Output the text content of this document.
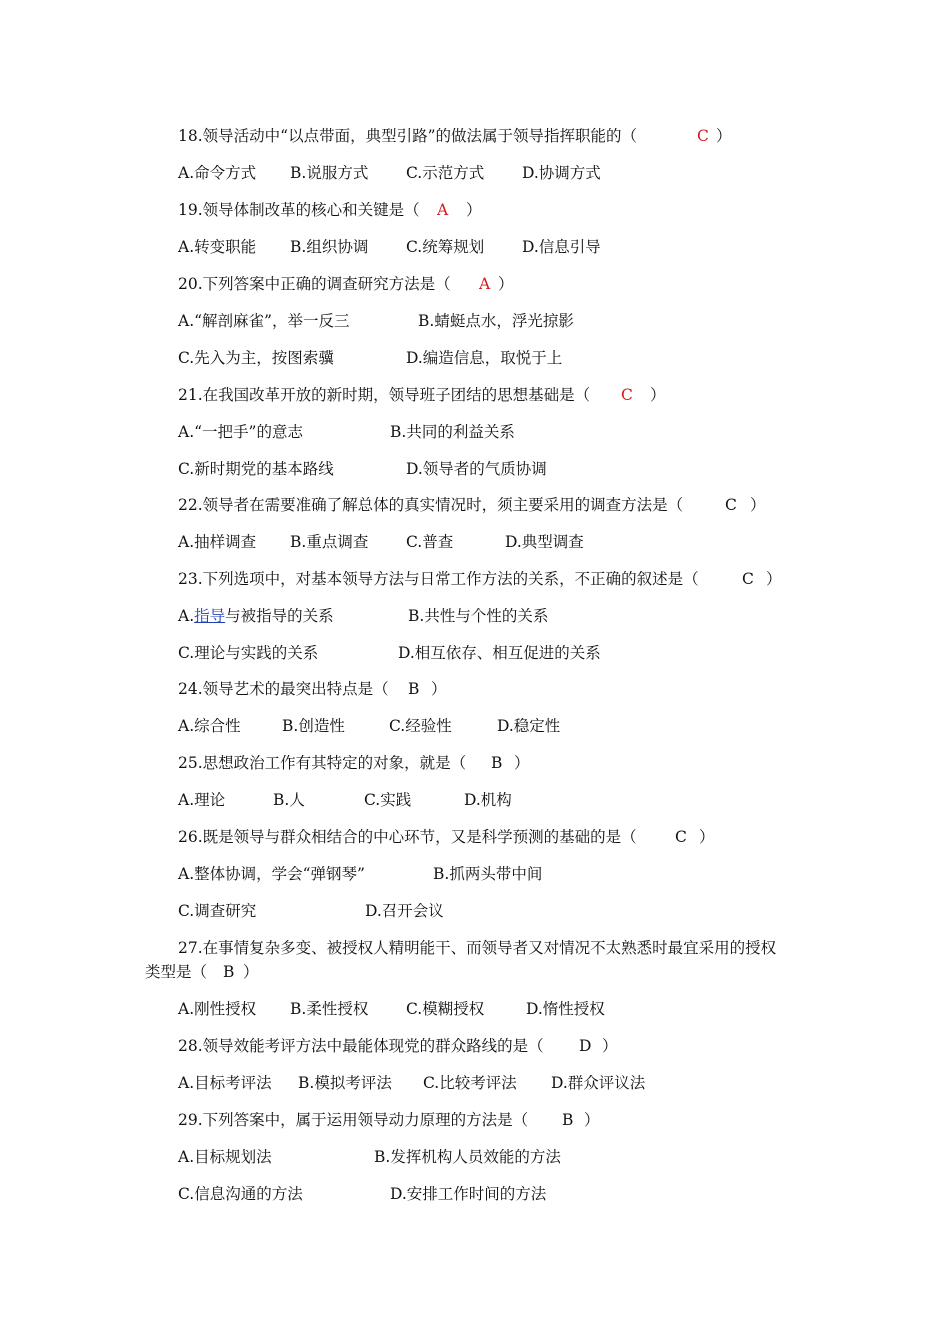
18.领导活动中“以点带面，典型引路”的做法属于领导指挥职能的（	C ）
A.命令方式 B.说服方式 C.示范方式 D.协调方式
19.领导体制改革的核心和关键是（ A ）
A.转变职能 B.组织协调 C.统筹规划 D.信息引导
20.下列答案中正确的调查研究方法是（ A ）
A.“解剖麻雀”，举一反三	B.蜻蜓点水，浮光掠影
C.先入为主，按图索骥	D.编造信息，取悦于上
21.在我国改革开放的新时期，领导班子团结的思想基础是（ C ）
A.“一把手”的意志	B.共同的利益关系
C.新时期党的基本路线	D.领导者的气质协调
22.领导者在需要准确了解总体的真实情况时，须主要采用的调查方法是（	C ）
A.抽样调查 B.重点调查 C.普查	D.典型调查
23.下列选项中，对基本领导方法与日常工作方法的关系，不正确的叙述是（	C ）
A.指导与被指导的关系	B.共性与个性的关系
C.理论与实践的关系	D.相互依存、相互促进的关系
24.领导艺术的最突出特点是（ B ）
A.综合性	B.创造性	C.经验性	D.稳定性
25.思想政治工作有其特定的对象，就是（ B ）
A.理论	B.人	C.实践	D.机构
26.既是领导与群众相结合的中心环节，又是科学预测的基础的是（ C ）
A.整体协调，学会“弹钢琴”	B.抓两头带中间
C.调查研究	D.召开会议
27.在事情复杂多变、被授权人精明能干、而领导者又对情况不太熟悉时最宜采用的授权
类型是（ B ）
A.刚性授权 B.柔性授权 C.模糊授权	D.惰性授权
28.领导效能考评方法中最能体现党的群众路线的是（ D ）
A.目标考评法 B.模拟考评法 C.比较考评法 D.群众评议法
29.下列答案中，属于运用领导动力原理的方法是（ B ）
A.目标规划法	B.发挥机构人员效能的方法
C.信息沟通的方法	D.安排工作时间的方法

━━━━━━━━━━━━━━━━━━━━

• _AIM_
Write out the material above again, word for word, minus its pictures.

• _OUTPUT FOR THIS EXERCISE_
Output the text content of this document.
18.领导活动中“以点带面，典型引路”的做法属于领导指挥职能的（	C ）
A.命令方式 B.说服方式 C.示范方式 D.协调方式
19.领导体制改革的核心和关键是（ A ）
A.转变职能 B.组织协调 C.统筹规划 D.信息引导
20.下列答案中正确的调查研究方法是（ A ）
A.“解剖麻雀”，举一反三	B.蜻蜓点水，浮光掠影
C.先入为主，按图索骥	D.编造信息，取悦于上
21.在我国改革开放的新时期，领导班子团结的思想基础是（ C ）
A.“一把手”的意志	B.共同的利益关系
C.新时期党的基本路线	D.领导者的气质协调
22.领导者在需要准确了解总体的真实情况时，须主要采用的调查方法是（	C ）
A.抽样调查 B.重点调查 C.普查	D.典型调查
23.下列选项中，对基本领导方法与日常工作方法的关系，不正确的叙述是（	C ）
A.指导与被指导的关系	B.共性与个性的关系
C.理论与实践的关系	D.相互依存、相互促进的关系
24.领导艺术的最突出特点是（ B ）
A.综合性	B.创造性	C.经验性	D.稳定性
25.思想政治工作有其特定的对象，就是（ B ）
A.理论	B.人	C.实践	D.机构
26.既是领导与群众相结合的中心环节，又是科学预测的基础的是（ C ）
A.整体协调，学会“弹钢琴”	B.抓两头带中间
C.调查研究	D.召开会议
27.在事情复杂多变、被授权人精明能干、而领导者又对情况不太熟悉时最宜采用的授权
类型是（ B ）
A.刚性授权 B.柔性授权 C.模糊授权	D.惰性授权
28.领导效能考评方法中最能体现党的群众路线的是（ D ）
A.目标考评法 B.模拟考评法 C.比较考评法 D.群众评议法
29.下列答案中，属于运用领导动力原理的方法是（ B ）
A.目标规划法	B.发挥机构人员效能的方法
C.信息沟通的方法	D.安排工作时间的方法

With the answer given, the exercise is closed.